▶ **MATERIAL SUPPLIED**
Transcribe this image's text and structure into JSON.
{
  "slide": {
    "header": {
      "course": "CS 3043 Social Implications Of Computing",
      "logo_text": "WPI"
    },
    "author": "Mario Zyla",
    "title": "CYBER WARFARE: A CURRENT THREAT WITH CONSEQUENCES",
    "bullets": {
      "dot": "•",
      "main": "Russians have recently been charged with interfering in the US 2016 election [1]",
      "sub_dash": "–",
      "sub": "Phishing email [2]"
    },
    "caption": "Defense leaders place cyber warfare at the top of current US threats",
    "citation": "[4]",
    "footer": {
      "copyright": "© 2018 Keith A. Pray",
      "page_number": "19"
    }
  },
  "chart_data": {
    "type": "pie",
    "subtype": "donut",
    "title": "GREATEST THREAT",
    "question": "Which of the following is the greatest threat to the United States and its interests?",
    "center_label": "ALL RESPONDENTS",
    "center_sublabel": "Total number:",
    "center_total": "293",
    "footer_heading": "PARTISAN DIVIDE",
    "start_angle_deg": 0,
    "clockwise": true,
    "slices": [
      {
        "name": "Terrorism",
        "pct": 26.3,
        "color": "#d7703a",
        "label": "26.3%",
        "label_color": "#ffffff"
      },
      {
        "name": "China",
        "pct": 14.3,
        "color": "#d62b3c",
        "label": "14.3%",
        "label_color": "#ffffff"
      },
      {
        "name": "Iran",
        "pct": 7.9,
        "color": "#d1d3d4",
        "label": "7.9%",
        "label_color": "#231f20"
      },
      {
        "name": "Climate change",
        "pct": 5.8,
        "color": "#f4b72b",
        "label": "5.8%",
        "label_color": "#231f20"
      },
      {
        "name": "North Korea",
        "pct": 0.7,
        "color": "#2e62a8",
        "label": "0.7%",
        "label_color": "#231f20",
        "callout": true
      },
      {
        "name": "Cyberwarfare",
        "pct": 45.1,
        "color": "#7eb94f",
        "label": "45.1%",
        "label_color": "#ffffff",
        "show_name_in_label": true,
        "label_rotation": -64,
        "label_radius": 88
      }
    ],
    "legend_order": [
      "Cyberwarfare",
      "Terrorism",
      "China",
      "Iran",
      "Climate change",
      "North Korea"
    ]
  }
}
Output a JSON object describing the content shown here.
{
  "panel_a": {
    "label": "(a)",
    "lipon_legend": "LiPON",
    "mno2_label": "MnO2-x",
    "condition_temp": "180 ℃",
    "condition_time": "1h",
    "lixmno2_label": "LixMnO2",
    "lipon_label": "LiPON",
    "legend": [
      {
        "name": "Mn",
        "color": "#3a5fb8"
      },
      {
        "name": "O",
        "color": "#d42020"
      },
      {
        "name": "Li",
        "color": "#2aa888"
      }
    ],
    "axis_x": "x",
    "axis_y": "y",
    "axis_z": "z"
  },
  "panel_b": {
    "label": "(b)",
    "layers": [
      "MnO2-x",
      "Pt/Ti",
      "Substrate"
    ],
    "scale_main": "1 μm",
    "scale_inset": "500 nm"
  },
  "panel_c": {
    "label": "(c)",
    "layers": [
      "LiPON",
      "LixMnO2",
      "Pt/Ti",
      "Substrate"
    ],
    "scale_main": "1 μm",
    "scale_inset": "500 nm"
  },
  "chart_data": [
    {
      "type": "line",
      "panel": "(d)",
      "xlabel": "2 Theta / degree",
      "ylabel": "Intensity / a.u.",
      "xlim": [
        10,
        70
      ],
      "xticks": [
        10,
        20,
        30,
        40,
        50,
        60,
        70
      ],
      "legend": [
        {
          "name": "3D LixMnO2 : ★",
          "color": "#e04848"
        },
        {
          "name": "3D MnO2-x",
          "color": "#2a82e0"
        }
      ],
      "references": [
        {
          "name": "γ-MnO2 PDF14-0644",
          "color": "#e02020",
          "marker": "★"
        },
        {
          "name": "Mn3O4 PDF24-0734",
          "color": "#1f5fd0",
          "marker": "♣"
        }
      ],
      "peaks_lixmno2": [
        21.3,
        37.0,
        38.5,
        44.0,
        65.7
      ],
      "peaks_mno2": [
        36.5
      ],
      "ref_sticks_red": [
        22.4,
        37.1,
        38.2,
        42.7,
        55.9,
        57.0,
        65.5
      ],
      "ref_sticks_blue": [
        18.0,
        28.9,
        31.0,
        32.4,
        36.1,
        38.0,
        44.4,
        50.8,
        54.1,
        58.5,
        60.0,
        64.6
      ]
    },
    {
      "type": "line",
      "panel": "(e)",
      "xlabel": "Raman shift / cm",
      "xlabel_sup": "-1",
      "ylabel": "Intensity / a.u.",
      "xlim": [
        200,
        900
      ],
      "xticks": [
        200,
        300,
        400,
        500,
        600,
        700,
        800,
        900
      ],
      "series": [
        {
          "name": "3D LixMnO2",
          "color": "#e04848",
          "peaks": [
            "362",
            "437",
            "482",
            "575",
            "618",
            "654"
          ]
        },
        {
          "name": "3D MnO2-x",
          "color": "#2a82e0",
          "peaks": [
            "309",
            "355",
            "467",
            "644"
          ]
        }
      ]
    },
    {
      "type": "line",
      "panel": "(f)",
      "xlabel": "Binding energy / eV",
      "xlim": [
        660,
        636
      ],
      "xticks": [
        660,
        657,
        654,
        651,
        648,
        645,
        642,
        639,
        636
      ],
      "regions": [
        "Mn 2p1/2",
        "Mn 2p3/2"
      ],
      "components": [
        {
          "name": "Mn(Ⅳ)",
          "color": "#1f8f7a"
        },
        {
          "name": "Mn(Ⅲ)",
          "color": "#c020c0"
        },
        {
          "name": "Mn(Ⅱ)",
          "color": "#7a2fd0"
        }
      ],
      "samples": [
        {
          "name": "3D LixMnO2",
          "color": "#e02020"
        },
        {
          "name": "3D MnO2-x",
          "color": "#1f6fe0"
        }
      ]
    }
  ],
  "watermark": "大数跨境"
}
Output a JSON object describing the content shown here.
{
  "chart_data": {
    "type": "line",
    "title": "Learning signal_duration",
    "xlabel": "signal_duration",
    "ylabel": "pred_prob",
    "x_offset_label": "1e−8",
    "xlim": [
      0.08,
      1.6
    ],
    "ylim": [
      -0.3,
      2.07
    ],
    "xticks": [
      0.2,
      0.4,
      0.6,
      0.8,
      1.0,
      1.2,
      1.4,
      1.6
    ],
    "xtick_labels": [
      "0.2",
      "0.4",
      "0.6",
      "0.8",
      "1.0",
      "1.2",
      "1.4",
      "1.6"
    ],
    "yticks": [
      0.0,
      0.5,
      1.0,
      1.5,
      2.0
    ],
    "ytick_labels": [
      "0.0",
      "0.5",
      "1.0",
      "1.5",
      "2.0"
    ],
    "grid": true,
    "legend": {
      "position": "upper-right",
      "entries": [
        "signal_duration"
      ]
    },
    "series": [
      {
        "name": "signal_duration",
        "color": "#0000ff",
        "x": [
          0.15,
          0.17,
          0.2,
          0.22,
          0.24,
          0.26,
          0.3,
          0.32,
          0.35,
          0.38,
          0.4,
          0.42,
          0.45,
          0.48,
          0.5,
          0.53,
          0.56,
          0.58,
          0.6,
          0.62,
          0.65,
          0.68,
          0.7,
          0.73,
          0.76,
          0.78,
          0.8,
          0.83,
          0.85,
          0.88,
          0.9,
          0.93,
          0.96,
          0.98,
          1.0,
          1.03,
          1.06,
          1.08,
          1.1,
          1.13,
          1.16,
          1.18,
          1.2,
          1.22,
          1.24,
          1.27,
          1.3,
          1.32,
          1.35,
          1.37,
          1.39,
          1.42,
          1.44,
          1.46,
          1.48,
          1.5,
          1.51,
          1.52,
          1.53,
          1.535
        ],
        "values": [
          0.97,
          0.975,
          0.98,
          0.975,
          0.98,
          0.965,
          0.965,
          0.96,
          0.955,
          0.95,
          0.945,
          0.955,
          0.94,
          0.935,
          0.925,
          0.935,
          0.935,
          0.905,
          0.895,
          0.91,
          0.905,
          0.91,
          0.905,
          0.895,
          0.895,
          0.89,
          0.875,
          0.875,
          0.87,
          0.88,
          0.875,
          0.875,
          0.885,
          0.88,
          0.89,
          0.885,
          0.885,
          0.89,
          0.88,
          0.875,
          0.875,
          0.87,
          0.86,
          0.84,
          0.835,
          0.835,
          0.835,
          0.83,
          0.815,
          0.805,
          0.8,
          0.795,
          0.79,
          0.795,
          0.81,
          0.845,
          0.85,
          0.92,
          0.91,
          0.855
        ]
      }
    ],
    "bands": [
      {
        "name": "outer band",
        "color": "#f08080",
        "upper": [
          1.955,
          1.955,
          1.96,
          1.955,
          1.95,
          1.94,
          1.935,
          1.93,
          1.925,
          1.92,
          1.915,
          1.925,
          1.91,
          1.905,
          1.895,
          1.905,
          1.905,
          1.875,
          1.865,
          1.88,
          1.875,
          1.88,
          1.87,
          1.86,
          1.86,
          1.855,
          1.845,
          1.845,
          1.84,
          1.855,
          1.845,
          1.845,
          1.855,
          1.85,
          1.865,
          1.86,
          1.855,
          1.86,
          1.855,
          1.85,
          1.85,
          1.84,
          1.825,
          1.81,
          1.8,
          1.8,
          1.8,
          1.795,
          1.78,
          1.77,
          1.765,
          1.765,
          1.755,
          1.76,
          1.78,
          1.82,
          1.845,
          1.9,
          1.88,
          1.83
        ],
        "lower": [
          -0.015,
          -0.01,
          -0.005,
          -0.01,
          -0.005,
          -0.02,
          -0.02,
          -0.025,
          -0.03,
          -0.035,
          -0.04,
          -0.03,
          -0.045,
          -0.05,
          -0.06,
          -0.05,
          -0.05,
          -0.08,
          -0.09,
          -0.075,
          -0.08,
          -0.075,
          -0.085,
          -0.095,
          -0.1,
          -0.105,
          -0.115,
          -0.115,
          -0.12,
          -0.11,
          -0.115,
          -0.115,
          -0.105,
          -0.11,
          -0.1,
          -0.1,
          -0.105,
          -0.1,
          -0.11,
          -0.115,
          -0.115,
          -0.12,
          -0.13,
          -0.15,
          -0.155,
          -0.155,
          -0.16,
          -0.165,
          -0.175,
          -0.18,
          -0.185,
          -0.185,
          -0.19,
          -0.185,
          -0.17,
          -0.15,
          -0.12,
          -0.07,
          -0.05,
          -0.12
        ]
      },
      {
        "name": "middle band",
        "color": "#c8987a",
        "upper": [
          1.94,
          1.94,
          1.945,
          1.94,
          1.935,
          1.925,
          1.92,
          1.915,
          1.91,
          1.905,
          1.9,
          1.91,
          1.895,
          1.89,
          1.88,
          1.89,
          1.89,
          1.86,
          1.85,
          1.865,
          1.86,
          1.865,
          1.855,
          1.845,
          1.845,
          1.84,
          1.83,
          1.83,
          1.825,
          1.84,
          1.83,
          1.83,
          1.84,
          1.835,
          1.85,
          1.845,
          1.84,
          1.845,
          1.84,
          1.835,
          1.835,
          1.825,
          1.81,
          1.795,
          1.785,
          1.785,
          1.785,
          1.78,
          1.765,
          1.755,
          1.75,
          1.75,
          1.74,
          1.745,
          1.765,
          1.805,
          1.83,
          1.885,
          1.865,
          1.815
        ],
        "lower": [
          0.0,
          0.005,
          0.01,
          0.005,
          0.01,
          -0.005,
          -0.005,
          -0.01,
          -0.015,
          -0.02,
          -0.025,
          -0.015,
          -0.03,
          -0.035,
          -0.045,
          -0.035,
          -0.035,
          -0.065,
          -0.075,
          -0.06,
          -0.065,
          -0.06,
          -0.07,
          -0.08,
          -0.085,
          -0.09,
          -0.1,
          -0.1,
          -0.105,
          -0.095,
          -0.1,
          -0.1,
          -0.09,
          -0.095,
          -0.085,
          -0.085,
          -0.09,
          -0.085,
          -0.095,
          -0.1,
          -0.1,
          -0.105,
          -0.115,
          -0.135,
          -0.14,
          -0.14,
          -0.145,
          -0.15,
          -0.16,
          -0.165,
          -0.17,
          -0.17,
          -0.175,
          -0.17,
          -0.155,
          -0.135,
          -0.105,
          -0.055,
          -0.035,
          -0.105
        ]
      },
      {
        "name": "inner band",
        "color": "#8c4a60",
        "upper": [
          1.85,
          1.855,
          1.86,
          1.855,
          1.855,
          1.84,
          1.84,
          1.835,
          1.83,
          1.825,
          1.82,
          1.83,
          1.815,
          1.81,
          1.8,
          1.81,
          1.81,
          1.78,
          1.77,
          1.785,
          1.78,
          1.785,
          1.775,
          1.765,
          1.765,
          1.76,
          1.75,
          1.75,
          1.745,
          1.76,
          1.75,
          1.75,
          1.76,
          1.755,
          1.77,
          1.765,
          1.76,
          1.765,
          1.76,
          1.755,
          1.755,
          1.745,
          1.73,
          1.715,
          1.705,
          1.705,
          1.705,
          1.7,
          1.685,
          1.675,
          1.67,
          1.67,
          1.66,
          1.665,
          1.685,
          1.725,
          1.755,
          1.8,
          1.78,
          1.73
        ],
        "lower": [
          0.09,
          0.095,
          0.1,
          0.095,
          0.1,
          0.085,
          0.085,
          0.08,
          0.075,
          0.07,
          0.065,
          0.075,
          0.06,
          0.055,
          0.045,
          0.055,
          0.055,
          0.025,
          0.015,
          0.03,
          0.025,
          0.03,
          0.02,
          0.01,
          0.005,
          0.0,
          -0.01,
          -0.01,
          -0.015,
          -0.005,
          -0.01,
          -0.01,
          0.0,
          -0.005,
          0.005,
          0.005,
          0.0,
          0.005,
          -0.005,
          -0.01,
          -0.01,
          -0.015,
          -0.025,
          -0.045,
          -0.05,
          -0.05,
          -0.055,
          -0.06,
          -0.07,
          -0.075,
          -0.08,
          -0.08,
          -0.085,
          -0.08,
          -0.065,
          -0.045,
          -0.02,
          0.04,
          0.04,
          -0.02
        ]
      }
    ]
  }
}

▶ **PROBLEM**
Where a line holds the string "title", copy that line.

▶ **ANSWER FOR THE TASK**
    "title": "CYBER WARFARE: A CURRENT THREAT WITH CONSEQUENCES",
    "title": "GREATEST THREAT",
    "title": "Learning signal_duration",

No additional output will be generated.